Set exercise: Restate the records that follow word for word; no pictures should appear.
++++ Data for this task
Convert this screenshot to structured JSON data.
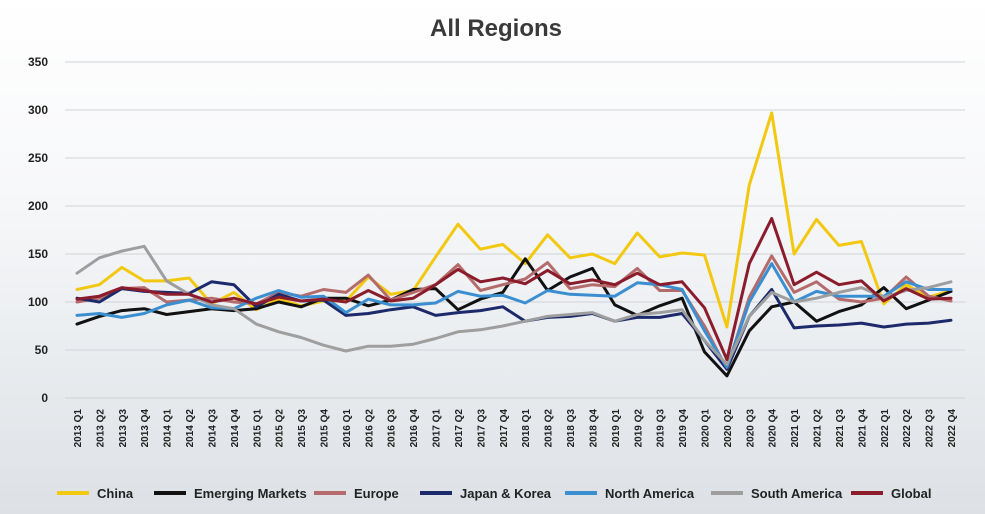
{
  "chart_data": {
    "type": "line",
    "title": "All Regions",
    "xlabel": "",
    "ylabel": "",
    "ylim": [
      0,
      350
    ],
    "yticks": [
      0,
      50,
      100,
      150,
      200,
      250,
      300,
      350
    ],
    "grid": true,
    "legend_position": "bottom",
    "categories": [
      "2013 Q1",
      "2013 Q2",
      "2013 Q3",
      "2013 Q4",
      "2014 Q1",
      "2014 Q2",
      "2014 Q3",
      "2014 Q4",
      "2015 Q1",
      "2015 Q2",
      "2015 Q3",
      "2015 Q4",
      "2016 Q1",
      "2016 Q2",
      "2016 Q3",
      "2016 Q4",
      "2017 Q1",
      "2017 Q2",
      "2017 Q3",
      "2017 Q4",
      "2018 Q1",
      "2018 Q2",
      "2018 Q3",
      "2018 Q4",
      "2019 Q1",
      "2019 Q2",
      "2019 Q3",
      "2019 Q4",
      "2020 Q1",
      "2020 Q2",
      "2020 Q3",
      "2020 Q4",
      "2021 Q1",
      "2021 Q2",
      "2021 Q3",
      "2021 Q4",
      "2022 Q1",
      "2022 Q2",
      "2022 Q3",
      "2022 Q4"
    ],
    "series": [
      {
        "name": "China",
        "color": "#f2c811",
        "values": [
          113,
          118,
          136,
          122,
          122,
          125,
          98,
          110,
          92,
          103,
          96,
          101,
          101,
          126,
          108,
          112,
          147,
          181,
          155,
          160,
          140,
          170,
          146,
          150,
          140,
          172,
          147,
          151,
          149,
          74,
          222,
          297,
          150,
          186,
          159,
          163,
          98,
          118,
          105,
          112
        ]
      },
      {
        "name": "Emerging Markets",
        "color": "#111111",
        "values": [
          77,
          85,
          91,
          93,
          87,
          90,
          93,
          91,
          93,
          100,
          95,
          104,
          104,
          96,
          102,
          113,
          114,
          92,
          103,
          110,
          145,
          112,
          126,
          135,
          97,
          86,
          96,
          104,
          48,
          23,
          70,
          95,
          100,
          80,
          90,
          97,
          115,
          93,
          102,
          111
        ]
      },
      {
        "name": "Europe",
        "color": "#b56b6b",
        "values": [
          100,
          104,
          114,
          115,
          100,
          102,
          104,
          100,
          98,
          110,
          106,
          113,
          110,
          128,
          102,
          110,
          118,
          139,
          112,
          118,
          124,
          141,
          114,
          118,
          116,
          135,
          112,
          112,
          75,
          30,
          105,
          148,
          110,
          121,
          103,
          100,
          104,
          126,
          106,
          101
        ]
      },
      {
        "name": "Japan & Korea",
        "color": "#1c2a6b",
        "values": [
          104,
          100,
          114,
          111,
          110,
          109,
          121,
          118,
          95,
          108,
          101,
          102,
          86,
          88,
          92,
          95,
          86,
          89,
          91,
          95,
          80,
          84,
          85,
          88,
          80,
          84,
          84,
          88,
          60,
          30,
          85,
          113,
          73,
          75,
          76,
          78,
          74,
          77,
          78,
          81
        ]
      },
      {
        "name": "North America",
        "color": "#3b8fd1",
        "values": [
          86,
          88,
          84,
          88,
          97,
          102,
          94,
          93,
          104,
          112,
          105,
          106,
          89,
          103,
          97,
          97,
          99,
          111,
          106,
          107,
          99,
          112,
          108,
          107,
          106,
          120,
          118,
          113,
          70,
          32,
          100,
          140,
          100,
          111,
          106,
          106,
          106,
          121,
          113,
          113
        ]
      },
      {
        "name": "South America",
        "color": "#9e9e9e",
        "values": [
          130,
          146,
          153,
          158,
          122,
          108,
          97,
          93,
          77,
          69,
          63,
          55,
          49,
          54,
          54,
          56,
          62,
          69,
          71,
          75,
          80,
          85,
          87,
          89,
          80,
          87,
          89,
          92,
          60,
          35,
          85,
          110,
          100,
          104,
          110,
          115,
          105,
          112,
          115,
          121
        ]
      },
      {
        "name": "Global",
        "color": "#8b1c2c",
        "values": [
          103,
          106,
          115,
          112,
          108,
          108,
          100,
          104,
          98,
          105,
          101,
          103,
          100,
          112,
          101,
          104,
          118,
          134,
          121,
          125,
          119,
          133,
          119,
          123,
          118,
          130,
          118,
          121,
          94,
          40,
          140,
          187,
          118,
          131,
          118,
          122,
          101,
          114,
          103,
          104
        ]
      }
    ]
  }
}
++++++++
Exercise answer:
Convert this screenshot to structured JSON data.
{
  "chart_data": {
    "type": "line",
    "title": "All Regions",
    "xlabel": "",
    "ylabel": "",
    "ylim": [
      0,
      350
    ],
    "yticks": [
      0,
      50,
      100,
      150,
      200,
      250,
      300,
      350
    ],
    "grid": true,
    "legend_position": "bottom",
    "categories": [
      "2013 Q1",
      "2013 Q2",
      "2013 Q3",
      "2013 Q4",
      "2014 Q1",
      "2014 Q2",
      "2014 Q3",
      "2014 Q4",
      "2015 Q1",
      "2015 Q2",
      "2015 Q3",
      "2015 Q4",
      "2016 Q1",
      "2016 Q2",
      "2016 Q3",
      "2016 Q4",
      "2017 Q1",
      "2017 Q2",
      "2017 Q3",
      "2017 Q4",
      "2018 Q1",
      "2018 Q2",
      "2018 Q3",
      "2018 Q4",
      "2019 Q1",
      "2019 Q2",
      "2019 Q3",
      "2019 Q4",
      "2020 Q1",
      "2020 Q2",
      "2020 Q3",
      "2020 Q4",
      "2021 Q1",
      "2021 Q2",
      "2021 Q3",
      "2021 Q4",
      "2022 Q1",
      "2022 Q2",
      "2022 Q3",
      "2022 Q4"
    ],
    "series": [
      {
        "name": "China",
        "color": "#f2c811",
        "values": [
          113,
          118,
          136,
          122,
          122,
          125,
          98,
          110,
          92,
          103,
          96,
          101,
          101,
          126,
          108,
          112,
          147,
          181,
          155,
          160,
          140,
          170,
          146,
          150,
          140,
          172,
          147,
          151,
          149,
          74,
          222,
          297,
          150,
          186,
          159,
          163,
          98,
          118,
          105,
          112
        ]
      },
      {
        "name": "Emerging Markets",
        "color": "#111111",
        "values": [
          77,
          85,
          91,
          93,
          87,
          90,
          93,
          91,
          93,
          100,
          95,
          104,
          104,
          96,
          102,
          113,
          114,
          92,
          103,
          110,
          145,
          112,
          126,
          135,
          97,
          86,
          96,
          104,
          48,
          23,
          70,
          95,
          100,
          80,
          90,
          97,
          115,
          93,
          102,
          111
        ]
      },
      {
        "name": "Europe",
        "color": "#b56b6b",
        "values": [
          100,
          104,
          114,
          115,
          100,
          102,
          104,
          100,
          98,
          110,
          106,
          113,
          110,
          128,
          102,
          110,
          118,
          139,
          112,
          118,
          124,
          141,
          114,
          118,
          116,
          135,
          112,
          112,
          75,
          30,
          105,
          148,
          110,
          121,
          103,
          100,
          104,
          126,
          106,
          101
        ]
      },
      {
        "name": "Japan & Korea",
        "color": "#1c2a6b",
        "values": [
          104,
          100,
          114,
          111,
          110,
          109,
          121,
          118,
          95,
          108,
          101,
          102,
          86,
          88,
          92,
          95,
          86,
          89,
          91,
          95,
          80,
          84,
          85,
          88,
          80,
          84,
          84,
          88,
          60,
          30,
          85,
          113,
          73,
          75,
          76,
          78,
          74,
          77,
          78,
          81
        ]
      },
      {
        "name": "North America",
        "color": "#3b8fd1",
        "values": [
          86,
          88,
          84,
          88,
          97,
          102,
          94,
          93,
          104,
          112,
          105,
          106,
          89,
          103,
          97,
          97,
          99,
          111,
          106,
          107,
          99,
          112,
          108,
          107,
          106,
          120,
          118,
          113,
          70,
          32,
          100,
          140,
          100,
          111,
          106,
          106,
          106,
          121,
          113,
          113
        ]
      },
      {
        "name": "South America",
        "color": "#9e9e9e",
        "values": [
          130,
          146,
          153,
          158,
          122,
          108,
          97,
          93,
          77,
          69,
          63,
          55,
          49,
          54,
          54,
          56,
          62,
          69,
          71,
          75,
          80,
          85,
          87,
          89,
          80,
          87,
          89,
          92,
          60,
          35,
          85,
          110,
          100,
          104,
          110,
          115,
          105,
          112,
          115,
          121
        ]
      },
      {
        "name": "Global",
        "color": "#8b1c2c",
        "values": [
          103,
          106,
          115,
          112,
          108,
          108,
          100,
          104,
          98,
          105,
          101,
          103,
          100,
          112,
          101,
          104,
          118,
          134,
          121,
          125,
          119,
          133,
          119,
          123,
          118,
          130,
          118,
          121,
          94,
          40,
          140,
          187,
          118,
          131,
          118,
          122,
          101,
          114,
          103,
          104
        ]
      }
    ]
  }
}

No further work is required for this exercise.